> **CHALLENGE**:
Here are some records; return them all exactly.

> **RECORDED INFORMATION**:
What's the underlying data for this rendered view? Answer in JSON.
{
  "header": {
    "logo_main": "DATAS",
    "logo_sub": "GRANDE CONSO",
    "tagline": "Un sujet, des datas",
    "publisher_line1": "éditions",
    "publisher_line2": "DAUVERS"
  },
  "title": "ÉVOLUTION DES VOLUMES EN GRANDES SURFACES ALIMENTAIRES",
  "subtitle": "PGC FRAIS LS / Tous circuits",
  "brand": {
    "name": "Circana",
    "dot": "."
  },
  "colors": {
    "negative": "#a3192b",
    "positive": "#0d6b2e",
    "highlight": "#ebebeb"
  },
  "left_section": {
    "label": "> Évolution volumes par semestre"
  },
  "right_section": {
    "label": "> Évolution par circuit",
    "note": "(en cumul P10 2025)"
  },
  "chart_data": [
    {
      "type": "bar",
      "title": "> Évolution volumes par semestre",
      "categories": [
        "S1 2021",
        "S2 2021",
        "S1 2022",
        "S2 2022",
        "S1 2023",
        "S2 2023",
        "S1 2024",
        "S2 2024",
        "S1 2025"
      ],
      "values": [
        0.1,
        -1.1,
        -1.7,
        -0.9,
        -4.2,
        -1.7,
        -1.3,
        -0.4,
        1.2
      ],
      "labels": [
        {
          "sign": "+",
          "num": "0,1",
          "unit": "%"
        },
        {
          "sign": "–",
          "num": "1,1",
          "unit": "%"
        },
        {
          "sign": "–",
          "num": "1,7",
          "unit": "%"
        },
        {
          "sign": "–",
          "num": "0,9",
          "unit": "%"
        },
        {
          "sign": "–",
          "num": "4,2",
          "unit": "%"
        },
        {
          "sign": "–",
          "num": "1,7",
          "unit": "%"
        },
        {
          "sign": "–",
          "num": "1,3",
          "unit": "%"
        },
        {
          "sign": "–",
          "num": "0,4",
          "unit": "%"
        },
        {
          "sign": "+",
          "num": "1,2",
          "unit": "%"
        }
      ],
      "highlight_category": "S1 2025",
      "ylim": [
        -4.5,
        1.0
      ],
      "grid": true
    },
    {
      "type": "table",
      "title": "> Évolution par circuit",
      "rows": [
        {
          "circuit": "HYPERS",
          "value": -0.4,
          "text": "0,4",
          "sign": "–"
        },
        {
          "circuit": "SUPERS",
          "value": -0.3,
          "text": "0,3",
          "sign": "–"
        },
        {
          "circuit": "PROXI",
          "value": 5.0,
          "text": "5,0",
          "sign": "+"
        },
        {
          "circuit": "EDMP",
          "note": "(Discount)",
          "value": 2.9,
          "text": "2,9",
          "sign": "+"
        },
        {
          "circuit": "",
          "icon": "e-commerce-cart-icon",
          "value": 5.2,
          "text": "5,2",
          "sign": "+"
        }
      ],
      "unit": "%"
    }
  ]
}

> **SOLUTION TO THIS PROBLEM**:
What's the underlying data for this rendered view? Answer in JSON.
{
  "header": {
    "logo_main": "DATAS",
    "logo_sub": "GRANDE CONSO",
    "tagline": "Un sujet, des datas",
    "publisher_line1": "éditions",
    "publisher_line2": "DAUVERS"
  },
  "title": "ÉVOLUTION DES VOLUMES EN GRANDES SURFACES ALIMENTAIRES",
  "subtitle": "PGC FRAIS LS / Tous circuits",
  "brand": {
    "name": "Circana",
    "dot": "."
  },
  "colors": {
    "negative": "#a3192b",
    "positive": "#0d6b2e",
    "highlight": "#ebebeb"
  },
  "left_section": {
    "label": "> Évolution volumes par semestre"
  },
  "right_section": {
    "label": "> Évolution par circuit",
    "note": "(en cumul P10 2025)"
  },
  "chart_data": [
    {
      "type": "bar",
      "title": "> Évolution volumes par semestre",
      "categories": [
        "S1 2021",
        "S2 2021",
        "S1 2022",
        "S2 2022",
        "S1 2023",
        "S2 2023",
        "S1 2024",
        "S2 2024",
        "S1 2025"
      ],
      "values": [
        0.1,
        -1.1,
        -1.7,
        -0.9,
        -4.2,
        -1.7,
        -1.3,
        -0.4,
        1.2
      ],
      "labels": [
        {
          "sign": "+",
          "num": "0,1",
          "unit": "%"
        },
        {
          "sign": "–",
          "num": "1,1",
          "unit": "%"
        },
        {
          "sign": "–",
          "num": "1,7",
          "unit": "%"
        },
        {
          "sign": "–",
          "num": "0,9",
          "unit": "%"
        },
        {
          "sign": "–",
          "num": "4,2",
          "unit": "%"
        },
        {
          "sign": "–",
          "num": "1,7",
          "unit": "%"
        },
        {
          "sign": "–",
          "num": "1,3",
          "unit": "%"
        },
        {
          "sign": "–",
          "num": "0,4",
          "unit": "%"
        },
        {
          "sign": "+",
          "num": "1,2",
          "unit": "%"
        }
      ],
      "highlight_category": "S1 2025",
      "ylim": [
        -4.5,
        1.0
      ],
      "grid": true
    },
    {
      "type": "table",
      "title": "> Évolution par circuit",
      "rows": [
        {
          "circuit": "HYPERS",
          "value": -0.4,
          "text": "0,4",
          "sign": "–"
        },
        {
          "circuit": "SUPERS",
          "value": -0.3,
          "text": "0,3",
          "sign": "–"
        },
        {
          "circuit": "PROXI",
          "value": 5.0,
          "text": "5,0",
          "sign": "+"
        },
        {
          "circuit": "EDMP",
          "note": "(Discount)",
          "value": 2.9,
          "text": "2,9",
          "sign": "+"
        },
        {
          "circuit": "",
          "icon": "e-commerce-cart-icon",
          "value": 5.2,
          "text": "5,2",
          "sign": "+"
        }
      ],
      "unit": "%"
    }
  ]
}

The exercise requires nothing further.